Stored data:

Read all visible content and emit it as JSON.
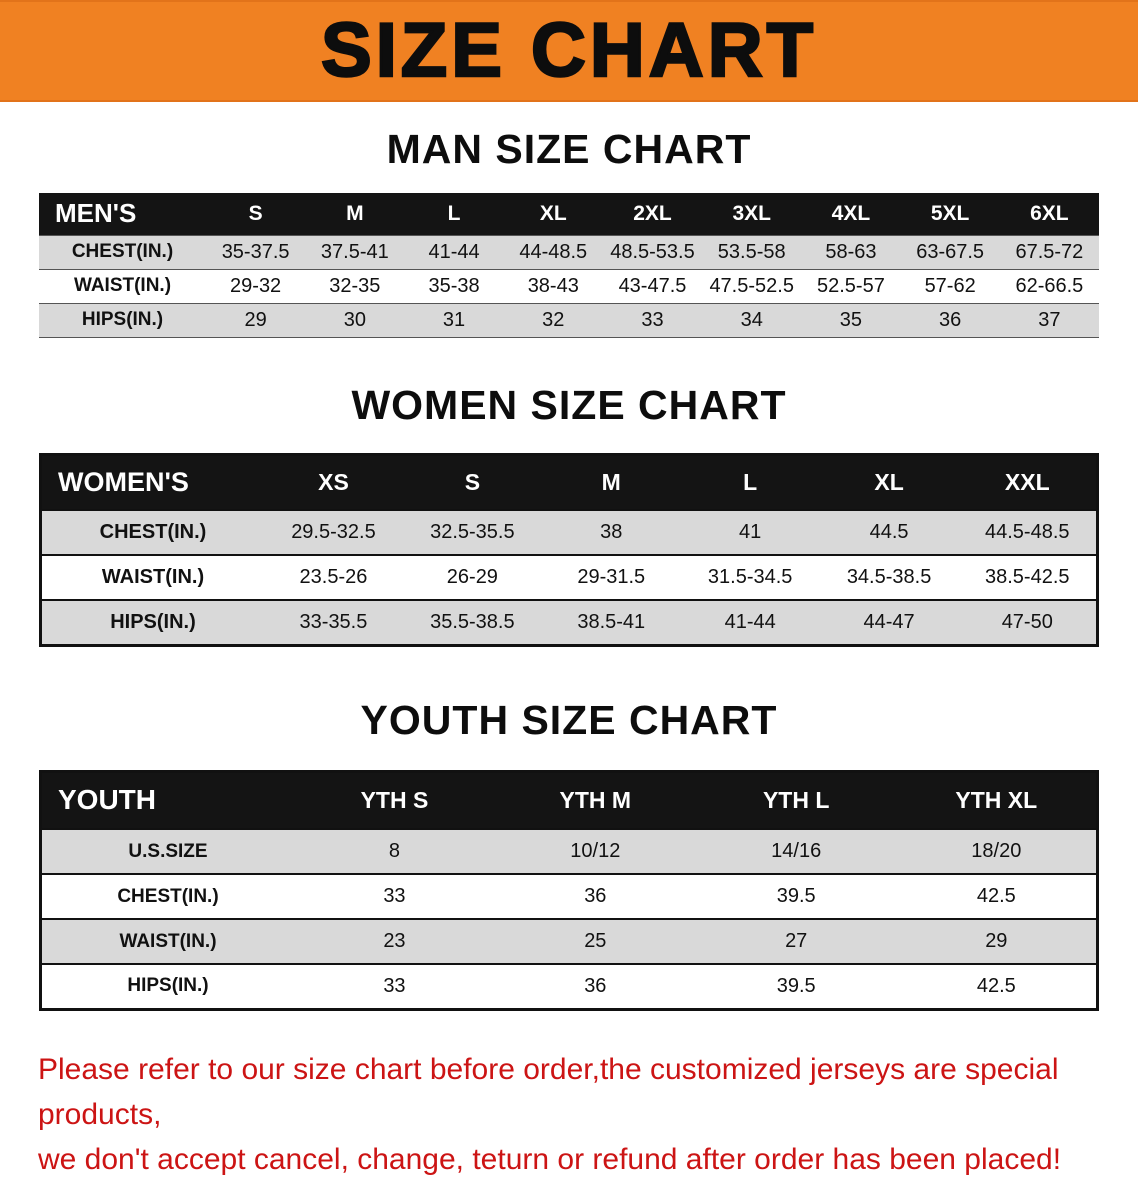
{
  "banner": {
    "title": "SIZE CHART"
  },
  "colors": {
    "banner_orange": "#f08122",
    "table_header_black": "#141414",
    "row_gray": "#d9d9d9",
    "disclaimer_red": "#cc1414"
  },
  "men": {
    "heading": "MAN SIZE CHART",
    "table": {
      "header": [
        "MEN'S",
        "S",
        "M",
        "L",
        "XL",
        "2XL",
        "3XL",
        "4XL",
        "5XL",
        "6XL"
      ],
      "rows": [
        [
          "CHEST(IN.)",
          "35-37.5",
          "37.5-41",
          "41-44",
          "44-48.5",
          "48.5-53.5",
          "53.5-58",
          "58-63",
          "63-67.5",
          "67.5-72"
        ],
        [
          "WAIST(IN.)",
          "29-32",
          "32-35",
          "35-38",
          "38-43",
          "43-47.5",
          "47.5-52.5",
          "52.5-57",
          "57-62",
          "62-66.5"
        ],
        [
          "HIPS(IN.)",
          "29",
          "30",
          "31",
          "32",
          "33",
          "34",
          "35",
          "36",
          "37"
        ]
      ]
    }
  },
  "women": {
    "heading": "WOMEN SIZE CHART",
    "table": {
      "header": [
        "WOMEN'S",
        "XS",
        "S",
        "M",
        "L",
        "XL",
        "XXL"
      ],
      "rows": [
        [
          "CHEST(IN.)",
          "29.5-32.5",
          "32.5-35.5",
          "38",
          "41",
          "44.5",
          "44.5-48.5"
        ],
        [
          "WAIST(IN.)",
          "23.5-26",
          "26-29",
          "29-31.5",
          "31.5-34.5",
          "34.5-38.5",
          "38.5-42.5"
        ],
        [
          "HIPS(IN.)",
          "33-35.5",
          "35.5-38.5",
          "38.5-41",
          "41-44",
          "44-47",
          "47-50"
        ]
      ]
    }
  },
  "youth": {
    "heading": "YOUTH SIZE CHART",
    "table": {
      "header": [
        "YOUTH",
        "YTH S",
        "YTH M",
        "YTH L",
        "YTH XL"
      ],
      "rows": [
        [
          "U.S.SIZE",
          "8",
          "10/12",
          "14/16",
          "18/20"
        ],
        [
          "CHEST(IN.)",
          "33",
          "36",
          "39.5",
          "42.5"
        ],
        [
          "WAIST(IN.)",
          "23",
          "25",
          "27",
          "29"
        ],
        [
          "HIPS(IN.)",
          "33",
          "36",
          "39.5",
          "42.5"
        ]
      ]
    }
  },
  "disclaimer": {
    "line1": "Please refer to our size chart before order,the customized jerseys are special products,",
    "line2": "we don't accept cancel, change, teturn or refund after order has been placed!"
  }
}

Written request: Leave out the pictures and restate everything else word for word.

Exercise output:
Read all visible content and emit it as JSON.
{
  "banner": {
    "title": "SIZE CHART"
  },
  "colors": {
    "banner_orange": "#f08122",
    "table_header_black": "#141414",
    "row_gray": "#d9d9d9",
    "disclaimer_red": "#cc1414"
  },
  "men": {
    "heading": "MAN SIZE CHART",
    "table": {
      "header": [
        "MEN'S",
        "S",
        "M",
        "L",
        "XL",
        "2XL",
        "3XL",
        "4XL",
        "5XL",
        "6XL"
      ],
      "rows": [
        [
          "CHEST(IN.)",
          "35-37.5",
          "37.5-41",
          "41-44",
          "44-48.5",
          "48.5-53.5",
          "53.5-58",
          "58-63",
          "63-67.5",
          "67.5-72"
        ],
        [
          "WAIST(IN.)",
          "29-32",
          "32-35",
          "35-38",
          "38-43",
          "43-47.5",
          "47.5-52.5",
          "52.5-57",
          "57-62",
          "62-66.5"
        ],
        [
          "HIPS(IN.)",
          "29",
          "30",
          "31",
          "32",
          "33",
          "34",
          "35",
          "36",
          "37"
        ]
      ]
    }
  },
  "women": {
    "heading": "WOMEN SIZE CHART",
    "table": {
      "header": [
        "WOMEN'S",
        "XS",
        "S",
        "M",
        "L",
        "XL",
        "XXL"
      ],
      "rows": [
        [
          "CHEST(IN.)",
          "29.5-32.5",
          "32.5-35.5",
          "38",
          "41",
          "44.5",
          "44.5-48.5"
        ],
        [
          "WAIST(IN.)",
          "23.5-26",
          "26-29",
          "29-31.5",
          "31.5-34.5",
          "34.5-38.5",
          "38.5-42.5"
        ],
        [
          "HIPS(IN.)",
          "33-35.5",
          "35.5-38.5",
          "38.5-41",
          "41-44",
          "44-47",
          "47-50"
        ]
      ]
    }
  },
  "youth": {
    "heading": "YOUTH SIZE CHART",
    "table": {
      "header": [
        "YOUTH",
        "YTH S",
        "YTH M",
        "YTH L",
        "YTH XL"
      ],
      "rows": [
        [
          "U.S.SIZE",
          "8",
          "10/12",
          "14/16",
          "18/20"
        ],
        [
          "CHEST(IN.)",
          "33",
          "36",
          "39.5",
          "42.5"
        ],
        [
          "WAIST(IN.)",
          "23",
          "25",
          "27",
          "29"
        ],
        [
          "HIPS(IN.)",
          "33",
          "36",
          "39.5",
          "42.5"
        ]
      ]
    }
  },
  "disclaimer": {
    "line1": "Please refer to our size chart before order,the customized jerseys are special products,",
    "line2": "we don't accept cancel, change, teturn or refund after order has been placed!"
  }
}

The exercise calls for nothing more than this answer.